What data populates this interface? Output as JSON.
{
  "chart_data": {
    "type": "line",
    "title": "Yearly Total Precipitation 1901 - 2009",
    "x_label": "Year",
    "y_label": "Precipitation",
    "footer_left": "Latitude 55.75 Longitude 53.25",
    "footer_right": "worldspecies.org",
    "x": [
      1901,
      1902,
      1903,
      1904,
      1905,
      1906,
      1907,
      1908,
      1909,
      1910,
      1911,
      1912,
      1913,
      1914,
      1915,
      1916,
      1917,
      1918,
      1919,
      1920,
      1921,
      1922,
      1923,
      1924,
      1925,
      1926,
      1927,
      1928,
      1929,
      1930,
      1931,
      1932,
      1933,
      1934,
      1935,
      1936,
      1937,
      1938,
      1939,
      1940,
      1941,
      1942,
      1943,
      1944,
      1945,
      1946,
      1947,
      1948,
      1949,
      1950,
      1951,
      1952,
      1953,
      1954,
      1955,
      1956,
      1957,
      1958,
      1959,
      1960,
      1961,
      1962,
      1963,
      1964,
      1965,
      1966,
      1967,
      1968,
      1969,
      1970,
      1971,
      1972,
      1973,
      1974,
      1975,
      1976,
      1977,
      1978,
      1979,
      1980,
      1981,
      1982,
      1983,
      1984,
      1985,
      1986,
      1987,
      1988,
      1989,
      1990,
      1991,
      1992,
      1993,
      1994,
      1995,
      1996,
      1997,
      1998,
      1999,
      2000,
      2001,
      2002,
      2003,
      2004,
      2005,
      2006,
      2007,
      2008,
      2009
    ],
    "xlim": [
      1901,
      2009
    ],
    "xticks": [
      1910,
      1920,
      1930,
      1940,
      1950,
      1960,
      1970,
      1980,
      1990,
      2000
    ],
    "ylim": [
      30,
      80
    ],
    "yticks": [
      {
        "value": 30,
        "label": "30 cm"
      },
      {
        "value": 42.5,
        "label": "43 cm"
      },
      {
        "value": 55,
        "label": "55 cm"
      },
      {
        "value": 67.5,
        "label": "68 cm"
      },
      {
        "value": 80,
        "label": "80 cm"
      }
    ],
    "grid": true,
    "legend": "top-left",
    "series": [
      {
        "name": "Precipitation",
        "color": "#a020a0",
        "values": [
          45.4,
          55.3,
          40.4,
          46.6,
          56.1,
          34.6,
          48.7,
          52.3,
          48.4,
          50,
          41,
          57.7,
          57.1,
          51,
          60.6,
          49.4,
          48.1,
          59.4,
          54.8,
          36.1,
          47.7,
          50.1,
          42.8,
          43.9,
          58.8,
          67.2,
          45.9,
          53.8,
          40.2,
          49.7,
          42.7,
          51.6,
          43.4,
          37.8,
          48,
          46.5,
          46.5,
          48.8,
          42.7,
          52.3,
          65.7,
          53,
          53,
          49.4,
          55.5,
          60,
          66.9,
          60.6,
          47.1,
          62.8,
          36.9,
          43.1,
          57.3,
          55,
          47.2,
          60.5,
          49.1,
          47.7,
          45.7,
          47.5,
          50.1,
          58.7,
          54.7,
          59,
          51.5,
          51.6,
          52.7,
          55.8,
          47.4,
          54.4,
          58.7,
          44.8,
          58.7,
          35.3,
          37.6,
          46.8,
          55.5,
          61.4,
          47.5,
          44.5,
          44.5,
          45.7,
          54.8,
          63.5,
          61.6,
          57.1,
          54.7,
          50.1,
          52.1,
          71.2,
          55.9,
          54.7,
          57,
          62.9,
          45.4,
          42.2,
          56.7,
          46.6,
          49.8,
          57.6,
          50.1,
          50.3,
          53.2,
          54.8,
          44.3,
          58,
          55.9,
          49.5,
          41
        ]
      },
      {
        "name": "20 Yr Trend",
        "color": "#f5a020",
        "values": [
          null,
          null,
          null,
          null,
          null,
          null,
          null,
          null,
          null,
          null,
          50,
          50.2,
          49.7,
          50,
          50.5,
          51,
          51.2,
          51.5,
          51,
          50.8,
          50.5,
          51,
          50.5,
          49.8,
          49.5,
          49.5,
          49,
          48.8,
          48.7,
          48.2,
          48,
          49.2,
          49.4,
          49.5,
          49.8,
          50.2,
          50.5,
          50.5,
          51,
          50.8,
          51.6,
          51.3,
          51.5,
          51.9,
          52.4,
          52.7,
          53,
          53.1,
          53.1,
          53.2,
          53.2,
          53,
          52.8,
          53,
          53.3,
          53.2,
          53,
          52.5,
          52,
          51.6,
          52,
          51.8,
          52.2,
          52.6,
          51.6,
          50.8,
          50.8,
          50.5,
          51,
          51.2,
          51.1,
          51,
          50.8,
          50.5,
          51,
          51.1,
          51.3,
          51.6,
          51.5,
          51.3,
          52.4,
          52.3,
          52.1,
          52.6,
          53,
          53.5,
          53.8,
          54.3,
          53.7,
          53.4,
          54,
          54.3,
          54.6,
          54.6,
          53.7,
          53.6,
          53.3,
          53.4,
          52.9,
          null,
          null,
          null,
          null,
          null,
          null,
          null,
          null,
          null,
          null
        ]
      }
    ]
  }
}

══════

[The task]
Copy the records above exactly.

[Written solution]
What data populates this interface? Output as JSON.
{
  "chart_data": {
    "type": "line",
    "title": "Yearly Total Precipitation 1901 - 2009",
    "x_label": "Year",
    "y_label": "Precipitation",
    "footer_left": "Latitude 55.75 Longitude 53.25",
    "footer_right": "worldspecies.org",
    "x": [
      1901,
      1902,
      1903,
      1904,
      1905,
      1906,
      1907,
      1908,
      1909,
      1910,
      1911,
      1912,
      1913,
      1914,
      1915,
      1916,
      1917,
      1918,
      1919,
      1920,
      1921,
      1922,
      1923,
      1924,
      1925,
      1926,
      1927,
      1928,
      1929,
      1930,
      1931,
      1932,
      1933,
      1934,
      1935,
      1936,
      1937,
      1938,
      1939,
      1940,
      1941,
      1942,
      1943,
      1944,
      1945,
      1946,
      1947,
      1948,
      1949,
      1950,
      1951,
      1952,
      1953,
      1954,
      1955,
      1956,
      1957,
      1958,
      1959,
      1960,
      1961,
      1962,
      1963,
      1964,
      1965,
      1966,
      1967,
      1968,
      1969,
      1970,
      1971,
      1972,
      1973,
      1974,
      1975,
      1976,
      1977,
      1978,
      1979,
      1980,
      1981,
      1982,
      1983,
      1984,
      1985,
      1986,
      1987,
      1988,
      1989,
      1990,
      1991,
      1992,
      1993,
      1994,
      1995,
      1996,
      1997,
      1998,
      1999,
      2000,
      2001,
      2002,
      2003,
      2004,
      2005,
      2006,
      2007,
      2008,
      2009
    ],
    "xlim": [
      1901,
      2009
    ],
    "xticks": [
      1910,
      1920,
      1930,
      1940,
      1950,
      1960,
      1970,
      1980,
      1990,
      2000
    ],
    "ylim": [
      30,
      80
    ],
    "yticks": [
      {
        "value": 30,
        "label": "30 cm"
      },
      {
        "value": 42.5,
        "label": "43 cm"
      },
      {
        "value": 55,
        "label": "55 cm"
      },
      {
        "value": 67.5,
        "label": "68 cm"
      },
      {
        "value": 80,
        "label": "80 cm"
      }
    ],
    "grid": true,
    "legend": "top-left",
    "series": [
      {
        "name": "Precipitation",
        "color": "#a020a0",
        "values": [
          45.4,
          55.3,
          40.4,
          46.6,
          56.1,
          34.6,
          48.7,
          52.3,
          48.4,
          50,
          41,
          57.7,
          57.1,
          51,
          60.6,
          49.4,
          48.1,
          59.4,
          54.8,
          36.1,
          47.7,
          50.1,
          42.8,
          43.9,
          58.8,
          67.2,
          45.9,
          53.8,
          40.2,
          49.7,
          42.7,
          51.6,
          43.4,
          37.8,
          48,
          46.5,
          46.5,
          48.8,
          42.7,
          52.3,
          65.7,
          53,
          53,
          49.4,
          55.5,
          60,
          66.9,
          60.6,
          47.1,
          62.8,
          36.9,
          43.1,
          57.3,
          55,
          47.2,
          60.5,
          49.1,
          47.7,
          45.7,
          47.5,
          50.1,
          58.7,
          54.7,
          59,
          51.5,
          51.6,
          52.7,
          55.8,
          47.4,
          54.4,
          58.7,
          44.8,
          58.7,
          35.3,
          37.6,
          46.8,
          55.5,
          61.4,
          47.5,
          44.5,
          44.5,
          45.7,
          54.8,
          63.5,
          61.6,
          57.1,
          54.7,
          50.1,
          52.1,
          71.2,
          55.9,
          54.7,
          57,
          62.9,
          45.4,
          42.2,
          56.7,
          46.6,
          49.8,
          57.6,
          50.1,
          50.3,
          53.2,
          54.8,
          44.3,
          58,
          55.9,
          49.5,
          41
        ]
      },
      {
        "name": "20 Yr Trend",
        "color": "#f5a020",
        "values": [
          null,
          null,
          null,
          null,
          null,
          null,
          null,
          null,
          null,
          null,
          50,
          50.2,
          49.7,
          50,
          50.5,
          51,
          51.2,
          51.5,
          51,
          50.8,
          50.5,
          51,
          50.5,
          49.8,
          49.5,
          49.5,
          49,
          48.8,
          48.7,
          48.2,
          48,
          49.2,
          49.4,
          49.5,
          49.8,
          50.2,
          50.5,
          50.5,
          51,
          50.8,
          51.6,
          51.3,
          51.5,
          51.9,
          52.4,
          52.7,
          53,
          53.1,
          53.1,
          53.2,
          53.2,
          53,
          52.8,
          53,
          53.3,
          53.2,
          53,
          52.5,
          52,
          51.6,
          52,
          51.8,
          52.2,
          52.6,
          51.6,
          50.8,
          50.8,
          50.5,
          51,
          51.2,
          51.1,
          51,
          50.8,
          50.5,
          51,
          51.1,
          51.3,
          51.6,
          51.5,
          51.3,
          52.4,
          52.3,
          52.1,
          52.6,
          53,
          53.5,
          53.8,
          54.3,
          53.7,
          53.4,
          54,
          54.3,
          54.6,
          54.6,
          53.7,
          53.6,
          53.3,
          53.4,
          52.9,
          null,
          null,
          null,
          null,
          null,
          null,
          null,
          null,
          null,
          null
        ]
      }
    ]
  }
}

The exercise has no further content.